>> begin

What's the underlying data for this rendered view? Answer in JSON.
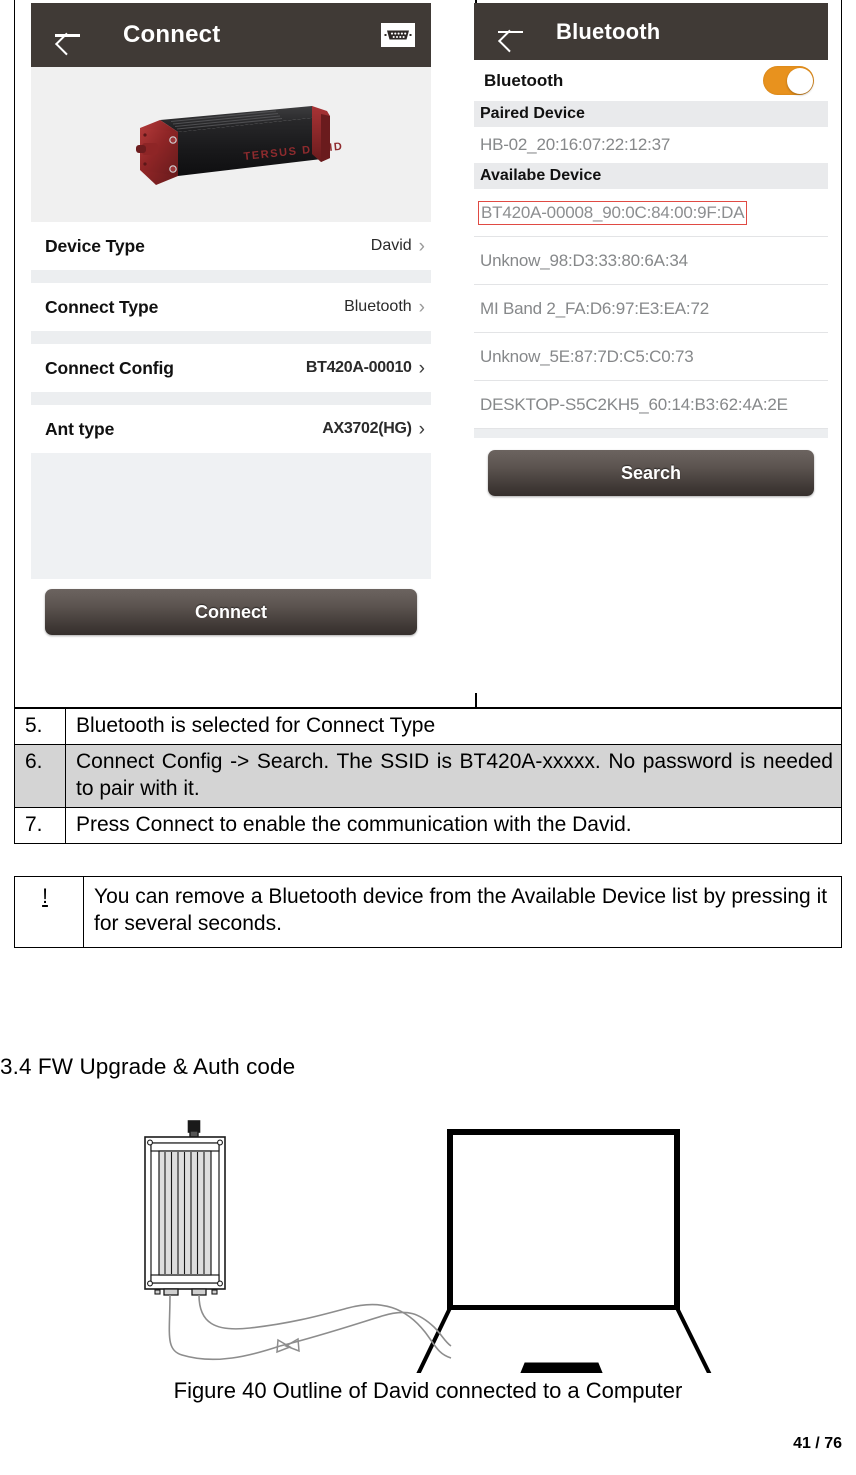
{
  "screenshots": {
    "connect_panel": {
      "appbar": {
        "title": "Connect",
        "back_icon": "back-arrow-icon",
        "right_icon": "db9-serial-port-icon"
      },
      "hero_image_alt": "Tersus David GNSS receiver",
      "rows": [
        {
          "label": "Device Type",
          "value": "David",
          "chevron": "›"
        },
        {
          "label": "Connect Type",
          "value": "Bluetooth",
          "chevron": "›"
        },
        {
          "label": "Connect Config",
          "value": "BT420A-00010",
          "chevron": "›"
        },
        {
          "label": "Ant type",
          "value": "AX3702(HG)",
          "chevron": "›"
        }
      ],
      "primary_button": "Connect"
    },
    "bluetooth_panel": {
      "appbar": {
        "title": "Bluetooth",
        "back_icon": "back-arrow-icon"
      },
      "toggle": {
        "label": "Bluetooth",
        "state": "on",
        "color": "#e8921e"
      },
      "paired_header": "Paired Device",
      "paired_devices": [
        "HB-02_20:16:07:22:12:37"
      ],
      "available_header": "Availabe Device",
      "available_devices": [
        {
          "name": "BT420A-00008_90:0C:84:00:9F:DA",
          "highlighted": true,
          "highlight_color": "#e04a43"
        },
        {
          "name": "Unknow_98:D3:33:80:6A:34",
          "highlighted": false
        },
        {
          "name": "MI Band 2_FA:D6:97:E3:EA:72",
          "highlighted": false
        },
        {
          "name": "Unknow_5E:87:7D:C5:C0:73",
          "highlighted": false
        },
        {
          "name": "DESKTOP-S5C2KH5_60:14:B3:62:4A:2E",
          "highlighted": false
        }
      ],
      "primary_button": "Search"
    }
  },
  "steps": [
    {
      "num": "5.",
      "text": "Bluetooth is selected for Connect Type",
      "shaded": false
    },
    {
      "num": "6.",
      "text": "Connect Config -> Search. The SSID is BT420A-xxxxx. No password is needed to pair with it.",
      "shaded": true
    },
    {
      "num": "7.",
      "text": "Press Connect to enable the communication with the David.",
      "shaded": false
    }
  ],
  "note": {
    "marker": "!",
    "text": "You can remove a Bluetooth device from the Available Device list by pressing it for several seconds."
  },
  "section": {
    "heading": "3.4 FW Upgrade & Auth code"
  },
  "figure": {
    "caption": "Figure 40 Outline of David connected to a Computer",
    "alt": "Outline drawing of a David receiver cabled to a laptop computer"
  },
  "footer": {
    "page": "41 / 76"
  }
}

>> end
>> begin

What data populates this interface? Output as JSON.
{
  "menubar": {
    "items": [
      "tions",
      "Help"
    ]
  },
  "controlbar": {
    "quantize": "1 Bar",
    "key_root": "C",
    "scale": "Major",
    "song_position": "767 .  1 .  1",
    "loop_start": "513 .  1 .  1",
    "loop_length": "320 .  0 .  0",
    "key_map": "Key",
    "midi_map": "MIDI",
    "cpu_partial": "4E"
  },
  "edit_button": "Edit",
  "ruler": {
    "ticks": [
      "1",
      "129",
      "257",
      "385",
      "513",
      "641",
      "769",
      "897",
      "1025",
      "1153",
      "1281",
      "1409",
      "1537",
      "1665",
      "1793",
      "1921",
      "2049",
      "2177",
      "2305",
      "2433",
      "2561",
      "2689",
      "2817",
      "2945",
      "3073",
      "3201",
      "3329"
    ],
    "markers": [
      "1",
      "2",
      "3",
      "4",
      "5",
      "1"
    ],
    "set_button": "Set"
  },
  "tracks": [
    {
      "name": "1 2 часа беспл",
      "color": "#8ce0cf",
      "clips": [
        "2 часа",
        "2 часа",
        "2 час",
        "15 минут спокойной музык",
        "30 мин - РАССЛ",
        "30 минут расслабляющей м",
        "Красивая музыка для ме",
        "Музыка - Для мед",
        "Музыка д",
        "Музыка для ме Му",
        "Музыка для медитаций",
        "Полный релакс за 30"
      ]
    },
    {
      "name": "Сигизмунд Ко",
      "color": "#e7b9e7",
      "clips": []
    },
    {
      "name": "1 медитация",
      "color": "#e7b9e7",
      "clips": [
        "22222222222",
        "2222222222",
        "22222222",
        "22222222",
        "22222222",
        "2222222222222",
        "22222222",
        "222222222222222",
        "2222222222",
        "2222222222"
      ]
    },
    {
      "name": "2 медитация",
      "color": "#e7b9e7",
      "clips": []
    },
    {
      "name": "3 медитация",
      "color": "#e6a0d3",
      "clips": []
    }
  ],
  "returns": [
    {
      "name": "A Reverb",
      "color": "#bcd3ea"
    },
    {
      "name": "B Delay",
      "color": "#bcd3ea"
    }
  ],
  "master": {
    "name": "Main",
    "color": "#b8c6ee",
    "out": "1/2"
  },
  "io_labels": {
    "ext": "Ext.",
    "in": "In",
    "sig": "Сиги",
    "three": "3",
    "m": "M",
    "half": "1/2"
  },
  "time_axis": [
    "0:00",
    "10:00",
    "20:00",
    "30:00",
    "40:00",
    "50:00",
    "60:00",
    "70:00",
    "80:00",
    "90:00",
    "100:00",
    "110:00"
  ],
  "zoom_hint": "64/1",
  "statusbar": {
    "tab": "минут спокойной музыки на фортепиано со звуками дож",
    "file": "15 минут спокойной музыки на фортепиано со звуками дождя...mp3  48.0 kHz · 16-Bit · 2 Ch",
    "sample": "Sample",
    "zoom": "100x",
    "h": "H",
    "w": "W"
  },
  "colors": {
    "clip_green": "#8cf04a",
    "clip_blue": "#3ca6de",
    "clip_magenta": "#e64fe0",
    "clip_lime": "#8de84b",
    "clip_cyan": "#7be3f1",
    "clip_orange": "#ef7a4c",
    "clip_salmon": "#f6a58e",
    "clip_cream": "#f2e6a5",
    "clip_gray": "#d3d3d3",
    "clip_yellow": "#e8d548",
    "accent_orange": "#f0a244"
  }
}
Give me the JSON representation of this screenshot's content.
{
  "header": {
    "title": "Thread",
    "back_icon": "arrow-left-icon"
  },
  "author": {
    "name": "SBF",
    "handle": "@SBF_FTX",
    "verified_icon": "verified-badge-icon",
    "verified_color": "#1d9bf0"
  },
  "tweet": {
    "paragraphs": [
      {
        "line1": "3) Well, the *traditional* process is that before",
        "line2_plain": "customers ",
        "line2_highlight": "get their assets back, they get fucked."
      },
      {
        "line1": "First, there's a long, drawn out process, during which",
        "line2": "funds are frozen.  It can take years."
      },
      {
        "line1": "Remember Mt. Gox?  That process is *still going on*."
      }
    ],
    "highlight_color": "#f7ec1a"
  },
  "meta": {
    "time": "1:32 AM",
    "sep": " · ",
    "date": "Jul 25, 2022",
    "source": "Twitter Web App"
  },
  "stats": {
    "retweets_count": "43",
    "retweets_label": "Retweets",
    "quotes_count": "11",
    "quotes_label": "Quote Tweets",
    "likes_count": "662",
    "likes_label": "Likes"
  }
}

>> end

◆ WHAT TO WORK ON ◆
Figure out how many lines of the data above include "text", then give the number and nothing more.

◆ TASK RESULT ◆
4